*WHAT NEEDS TO BE DONE*
Copy out all lines of the records in which the word "title" appears.

*MATERIAL FOR THIS EXERCISE*
....................
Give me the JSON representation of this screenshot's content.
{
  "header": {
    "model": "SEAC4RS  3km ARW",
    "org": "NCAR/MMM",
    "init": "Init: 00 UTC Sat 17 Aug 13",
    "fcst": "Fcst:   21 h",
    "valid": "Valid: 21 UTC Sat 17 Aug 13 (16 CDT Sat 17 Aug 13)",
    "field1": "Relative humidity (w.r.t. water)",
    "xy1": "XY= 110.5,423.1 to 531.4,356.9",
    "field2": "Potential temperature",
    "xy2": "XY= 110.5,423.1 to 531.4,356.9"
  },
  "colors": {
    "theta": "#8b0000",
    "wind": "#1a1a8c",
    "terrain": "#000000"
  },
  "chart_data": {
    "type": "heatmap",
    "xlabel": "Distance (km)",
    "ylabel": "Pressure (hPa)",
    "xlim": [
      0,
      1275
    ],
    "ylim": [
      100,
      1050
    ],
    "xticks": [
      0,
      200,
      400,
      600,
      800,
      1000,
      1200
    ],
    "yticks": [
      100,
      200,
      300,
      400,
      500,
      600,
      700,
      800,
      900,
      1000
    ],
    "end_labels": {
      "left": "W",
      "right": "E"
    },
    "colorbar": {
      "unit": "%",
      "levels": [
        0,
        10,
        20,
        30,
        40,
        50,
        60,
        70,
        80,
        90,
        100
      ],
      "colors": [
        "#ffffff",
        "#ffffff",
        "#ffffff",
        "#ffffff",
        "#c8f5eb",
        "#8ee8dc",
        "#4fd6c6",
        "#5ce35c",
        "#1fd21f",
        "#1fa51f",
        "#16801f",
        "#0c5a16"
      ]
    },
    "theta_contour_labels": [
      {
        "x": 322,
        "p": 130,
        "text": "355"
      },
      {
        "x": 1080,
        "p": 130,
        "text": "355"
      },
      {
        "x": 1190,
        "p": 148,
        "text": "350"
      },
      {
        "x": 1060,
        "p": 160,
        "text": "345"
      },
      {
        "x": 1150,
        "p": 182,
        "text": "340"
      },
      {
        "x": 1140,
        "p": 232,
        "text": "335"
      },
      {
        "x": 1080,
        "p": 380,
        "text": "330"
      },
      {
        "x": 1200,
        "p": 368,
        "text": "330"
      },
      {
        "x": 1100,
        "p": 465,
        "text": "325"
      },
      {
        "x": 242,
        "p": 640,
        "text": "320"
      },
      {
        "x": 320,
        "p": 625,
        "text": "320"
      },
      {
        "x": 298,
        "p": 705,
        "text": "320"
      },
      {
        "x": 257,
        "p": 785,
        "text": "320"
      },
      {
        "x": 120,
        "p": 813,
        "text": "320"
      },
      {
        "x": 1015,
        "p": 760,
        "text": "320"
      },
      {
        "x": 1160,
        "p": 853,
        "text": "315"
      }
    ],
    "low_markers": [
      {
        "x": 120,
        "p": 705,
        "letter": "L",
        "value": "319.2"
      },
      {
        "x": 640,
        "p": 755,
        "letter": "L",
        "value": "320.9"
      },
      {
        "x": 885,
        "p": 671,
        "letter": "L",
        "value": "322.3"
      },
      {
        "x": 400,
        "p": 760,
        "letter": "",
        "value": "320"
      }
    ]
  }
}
....................
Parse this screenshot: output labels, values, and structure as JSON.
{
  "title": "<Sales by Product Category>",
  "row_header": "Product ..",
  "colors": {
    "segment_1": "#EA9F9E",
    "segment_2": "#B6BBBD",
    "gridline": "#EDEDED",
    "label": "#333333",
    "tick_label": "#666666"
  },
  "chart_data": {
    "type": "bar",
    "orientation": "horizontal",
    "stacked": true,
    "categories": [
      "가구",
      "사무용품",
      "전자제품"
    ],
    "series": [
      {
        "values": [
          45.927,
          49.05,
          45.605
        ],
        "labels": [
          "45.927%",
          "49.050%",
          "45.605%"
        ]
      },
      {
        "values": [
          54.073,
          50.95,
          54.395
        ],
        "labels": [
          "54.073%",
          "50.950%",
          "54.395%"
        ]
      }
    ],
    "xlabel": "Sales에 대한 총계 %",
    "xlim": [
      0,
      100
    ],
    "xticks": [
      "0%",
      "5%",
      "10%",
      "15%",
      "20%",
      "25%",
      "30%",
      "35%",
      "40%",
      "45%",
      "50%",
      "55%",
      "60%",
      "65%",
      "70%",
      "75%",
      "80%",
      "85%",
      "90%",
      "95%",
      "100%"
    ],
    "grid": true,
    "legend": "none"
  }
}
....................
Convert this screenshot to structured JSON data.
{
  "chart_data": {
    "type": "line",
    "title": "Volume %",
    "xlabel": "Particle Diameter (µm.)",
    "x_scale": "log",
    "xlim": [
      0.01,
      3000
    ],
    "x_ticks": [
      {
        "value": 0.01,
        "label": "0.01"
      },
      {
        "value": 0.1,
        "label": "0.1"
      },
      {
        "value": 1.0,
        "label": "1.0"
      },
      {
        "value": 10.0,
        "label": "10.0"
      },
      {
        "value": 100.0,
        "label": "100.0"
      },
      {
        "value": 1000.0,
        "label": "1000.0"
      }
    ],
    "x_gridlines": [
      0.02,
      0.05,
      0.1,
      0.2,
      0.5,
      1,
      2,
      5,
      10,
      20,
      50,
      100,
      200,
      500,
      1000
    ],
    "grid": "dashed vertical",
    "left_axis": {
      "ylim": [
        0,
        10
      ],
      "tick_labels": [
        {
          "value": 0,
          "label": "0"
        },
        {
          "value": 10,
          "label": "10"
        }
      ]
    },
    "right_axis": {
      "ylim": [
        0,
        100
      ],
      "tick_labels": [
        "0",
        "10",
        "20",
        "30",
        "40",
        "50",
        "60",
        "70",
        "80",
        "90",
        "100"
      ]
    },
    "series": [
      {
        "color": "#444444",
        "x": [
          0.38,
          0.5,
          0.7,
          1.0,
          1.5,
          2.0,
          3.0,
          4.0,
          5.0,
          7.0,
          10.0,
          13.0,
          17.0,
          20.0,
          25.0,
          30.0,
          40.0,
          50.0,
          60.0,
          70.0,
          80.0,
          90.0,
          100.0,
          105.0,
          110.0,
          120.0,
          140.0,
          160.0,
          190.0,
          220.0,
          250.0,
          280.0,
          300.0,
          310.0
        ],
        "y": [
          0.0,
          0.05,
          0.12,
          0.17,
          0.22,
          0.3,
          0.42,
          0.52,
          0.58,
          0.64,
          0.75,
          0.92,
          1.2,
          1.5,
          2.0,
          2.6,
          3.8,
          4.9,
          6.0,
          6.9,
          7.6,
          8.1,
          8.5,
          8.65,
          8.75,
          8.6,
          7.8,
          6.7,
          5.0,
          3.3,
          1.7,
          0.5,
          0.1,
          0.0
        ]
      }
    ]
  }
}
....................
*WORKED SOLUTION*
  "title": "<Sales by Product Category>",
    "title": "Volume %",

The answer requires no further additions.